• [EJERCICIO]: Copia sin cambios, del texto que sigue sobre la cuarentena y el medio ambiente, el tramo que va desde "Como se ha comprobado" hasta "lejos para comprobarlo.".
═════ TEXTO MOSTRADO
El artista de medios y curador con intereses en poética digital, sistemas autogenerativos e interactivos, Simon Biggs, piensa que la evolución del internet podría encaminarnos a la extinción. Y que el mundo estaría mejor si nuestra especie no sobreviviera, como lo hemos podido comprobar en esta cuarentena con la tranquilidad de las ciudades, las calles apacibles, sin tráfico, sin smog, con el retorno de la fauna silvestre. ¡Bueno, hasta el río Atoyac ha tenido días con aguas transparentes! La única verdad de todo esto es prueba de que la naturaleza no nos necesita, por más que nos creamos los irremplazables del planeta. La enseñanza de esta cuarentena fue constatar que la naturaleza se sentiría mejor sin nuestra presencia, que no somos dignos habitantes de este noble entorno que depredamos sin piedad. Todos los seres humanos estamos involucrados. Tenemos la información para entender que cada vez que realizamos ciertas acciones, como consumir agua y tirar la botella –así de simple–, contribuimos a la destrucción del medio ambiente, a la contaminación de los ríos y los océanos; contamos también con la formación educativa para aceptar que no tenemos idea a dónde van a dar las llantas que sustituimos de nuestros vehículos. El plástico duro que sustituye al plástico blando ahora, en la era del ecologismo tupperware.

Como se ha comprobado en esta cuarentena, no se trata de dejar de contaminar, porque tendríamos que estar muertos para eso, sino de contaminar con cierto grado de conciencia; de bajar nuestra huella ecológica, de contribuir al esfuerzo mundial para combatir el calentamiento global que ya no es ningún futuro ni mucho menos. En casa descubrimos que necesitamos pocas cosas para estar bien. Aunque somos conscientes de que lo que tenemos –así sea el modesto Netflix–, es mucho frente a un mundo con tanta necesidad. No necesitas ir muy lejos para comprobarlo.

Mi “activismo” ciudadano deja mucho que desear porque no existe en realidad, pero tal vez así comienza, con una angustia como la que me causa el deterioro del medio ambiente, la contaminación; muchas de nuestras costumbres y otras cosas imprácticas de los gobiernos de las ciudades; por ejemplo, hay mucha basura. A los gobiernos municipales parece no molestarles que existan lugares sucios y abandonados de las ciudades sin que nadie, ni autoridades, ni vecinos, ni ongs resientan que existen esos vergonzosos basureros que forman parte, además, del proceso de calentamiento global. En mis caminatas semanales en las que subo por avenida Nacional hasta la plaza Crystal, hay por lo menos dos basureros banqueteros estables (el puente del río San Francisco un kilómetro antes de unirse al Atoyac, tierra de nadie) y otros tantos espontáneos que aparecen cada semana.
══════════
═════ REGISTROS DEL CONJUNTO
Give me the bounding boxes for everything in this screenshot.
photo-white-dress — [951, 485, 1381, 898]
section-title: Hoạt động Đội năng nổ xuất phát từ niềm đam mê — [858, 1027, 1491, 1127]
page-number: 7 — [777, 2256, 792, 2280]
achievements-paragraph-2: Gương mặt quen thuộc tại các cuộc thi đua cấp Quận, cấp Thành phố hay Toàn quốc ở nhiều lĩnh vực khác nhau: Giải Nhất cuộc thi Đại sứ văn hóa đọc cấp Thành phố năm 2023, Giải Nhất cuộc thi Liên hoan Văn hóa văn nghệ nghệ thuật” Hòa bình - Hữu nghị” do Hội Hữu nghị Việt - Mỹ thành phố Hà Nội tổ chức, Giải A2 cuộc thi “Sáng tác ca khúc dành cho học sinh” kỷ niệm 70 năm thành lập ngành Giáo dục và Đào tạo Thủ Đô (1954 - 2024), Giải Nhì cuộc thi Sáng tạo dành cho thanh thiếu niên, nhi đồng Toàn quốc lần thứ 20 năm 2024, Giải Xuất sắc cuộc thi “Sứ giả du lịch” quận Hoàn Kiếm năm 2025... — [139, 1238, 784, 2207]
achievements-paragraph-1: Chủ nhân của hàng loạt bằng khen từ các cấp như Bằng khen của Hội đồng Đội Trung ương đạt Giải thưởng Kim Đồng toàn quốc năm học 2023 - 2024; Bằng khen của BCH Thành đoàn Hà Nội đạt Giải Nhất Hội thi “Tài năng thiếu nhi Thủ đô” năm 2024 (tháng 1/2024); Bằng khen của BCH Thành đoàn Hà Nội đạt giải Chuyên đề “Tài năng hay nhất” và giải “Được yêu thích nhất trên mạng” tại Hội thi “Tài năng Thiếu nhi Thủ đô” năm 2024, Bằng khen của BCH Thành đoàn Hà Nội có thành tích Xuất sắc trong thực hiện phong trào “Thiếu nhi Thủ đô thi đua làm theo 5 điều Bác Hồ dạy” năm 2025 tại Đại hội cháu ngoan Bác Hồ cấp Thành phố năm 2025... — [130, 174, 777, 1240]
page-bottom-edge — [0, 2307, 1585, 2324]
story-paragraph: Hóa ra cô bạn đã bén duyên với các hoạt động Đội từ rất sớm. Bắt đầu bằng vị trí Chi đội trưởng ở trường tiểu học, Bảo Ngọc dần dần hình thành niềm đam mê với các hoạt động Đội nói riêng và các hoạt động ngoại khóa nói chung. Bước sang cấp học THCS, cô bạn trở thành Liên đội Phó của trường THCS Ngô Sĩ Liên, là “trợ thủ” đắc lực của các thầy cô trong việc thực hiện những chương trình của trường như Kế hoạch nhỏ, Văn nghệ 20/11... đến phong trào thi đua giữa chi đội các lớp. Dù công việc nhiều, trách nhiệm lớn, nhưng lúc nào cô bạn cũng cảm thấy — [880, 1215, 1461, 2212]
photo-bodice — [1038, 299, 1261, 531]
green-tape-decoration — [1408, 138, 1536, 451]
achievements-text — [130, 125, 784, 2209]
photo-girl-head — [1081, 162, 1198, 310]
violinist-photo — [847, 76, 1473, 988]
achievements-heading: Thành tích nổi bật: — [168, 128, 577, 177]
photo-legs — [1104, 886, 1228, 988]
══════════
• [RESPUESTA ESCRITA]:
Como se ha comprobado en esta cuarentena, no se trata de dejar de contaminar, porque tendríamos que estar muertos para eso, sino de contaminar con cierto grado de conciencia; de bajar nuestra huella ecológica, de contribuir al esfuerzo mundial para combatir el calentamiento global que ya no es ningún futuro ni mucho menos. En casa descubrimos que necesitamos pocas cosas para estar bien. Aunque somos conscientes de que lo que tenemos –así sea el modesto Netflix–, es mucho frente a un mundo con tanta necesidad. No necesitas ir muy lejos para comprobarlo.